--- Start MATERIALS PROVIDED ---
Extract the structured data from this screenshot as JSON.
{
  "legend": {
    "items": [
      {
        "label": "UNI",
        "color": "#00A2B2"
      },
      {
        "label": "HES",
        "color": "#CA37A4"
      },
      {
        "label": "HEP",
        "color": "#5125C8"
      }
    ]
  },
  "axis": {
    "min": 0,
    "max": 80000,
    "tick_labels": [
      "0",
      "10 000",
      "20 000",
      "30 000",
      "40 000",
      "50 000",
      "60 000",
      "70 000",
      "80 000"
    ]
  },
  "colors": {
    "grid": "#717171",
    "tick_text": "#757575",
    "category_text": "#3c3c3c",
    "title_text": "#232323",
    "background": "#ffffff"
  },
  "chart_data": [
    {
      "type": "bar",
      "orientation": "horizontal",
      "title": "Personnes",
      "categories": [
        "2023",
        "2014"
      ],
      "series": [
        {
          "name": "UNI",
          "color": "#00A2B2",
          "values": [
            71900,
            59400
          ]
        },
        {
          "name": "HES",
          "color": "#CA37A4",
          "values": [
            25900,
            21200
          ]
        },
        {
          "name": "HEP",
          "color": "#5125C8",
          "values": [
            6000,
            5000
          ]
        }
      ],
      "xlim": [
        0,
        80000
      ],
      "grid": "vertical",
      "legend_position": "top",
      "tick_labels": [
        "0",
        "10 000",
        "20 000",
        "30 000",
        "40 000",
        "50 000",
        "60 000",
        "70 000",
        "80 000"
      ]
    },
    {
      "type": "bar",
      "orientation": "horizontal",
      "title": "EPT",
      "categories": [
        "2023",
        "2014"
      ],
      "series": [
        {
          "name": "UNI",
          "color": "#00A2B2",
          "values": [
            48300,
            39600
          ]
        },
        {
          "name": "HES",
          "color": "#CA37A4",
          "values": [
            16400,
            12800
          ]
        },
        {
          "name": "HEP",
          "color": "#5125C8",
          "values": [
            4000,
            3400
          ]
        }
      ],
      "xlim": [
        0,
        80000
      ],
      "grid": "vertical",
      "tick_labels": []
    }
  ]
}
--- End MATERIALS PROVIDED ---
OBJECTIVE:
Set down the material above again, word for word.

SOLUTION TO THE PROBLEM:
Extract the structured data from this screenshot as JSON.
{
  "legend": {
    "items": [
      {
        "label": "UNI",
        "color": "#00A2B2"
      },
      {
        "label": "HES",
        "color": "#CA37A4"
      },
      {
        "label": "HEP",
        "color": "#5125C8"
      }
    ]
  },
  "axis": {
    "min": 0,
    "max": 80000,
    "tick_labels": [
      "0",
      "10 000",
      "20 000",
      "30 000",
      "40 000",
      "50 000",
      "60 000",
      "70 000",
      "80 000"
    ]
  },
  "colors": {
    "grid": "#717171",
    "tick_text": "#757575",
    "category_text": "#3c3c3c",
    "title_text": "#232323",
    "background": "#ffffff"
  },
  "chart_data": [
    {
      "type": "bar",
      "orientation": "horizontal",
      "title": "Personnes",
      "categories": [
        "2023",
        "2014"
      ],
      "series": [
        {
          "name": "UNI",
          "color": "#00A2B2",
          "values": [
            71900,
            59400
          ]
        },
        {
          "name": "HES",
          "color": "#CA37A4",
          "values": [
            25900,
            21200
          ]
        },
        {
          "name": "HEP",
          "color": "#5125C8",
          "values": [
            6000,
            5000
          ]
        }
      ],
      "xlim": [
        0,
        80000
      ],
      "grid": "vertical",
      "legend_position": "top",
      "tick_labels": [
        "0",
        "10 000",
        "20 000",
        "30 000",
        "40 000",
        "50 000",
        "60 000",
        "70 000",
        "80 000"
      ]
    },
    {
      "type": "bar",
      "orientation": "horizontal",
      "title": "EPT",
      "categories": [
        "2023",
        "2014"
      ],
      "series": [
        {
          "name": "UNI",
          "color": "#00A2B2",
          "values": [
            48300,
            39600
          ]
        },
        {
          "name": "HES",
          "color": "#CA37A4",
          "values": [
            16400,
            12800
          ]
        },
        {
          "name": "HEP",
          "color": "#5125C8",
          "values": [
            4000,
            3400
          ]
        }
      ],
      "xlim": [
        0,
        80000
      ],
      "grid": "vertical",
      "tick_labels": []
    }
  ]
}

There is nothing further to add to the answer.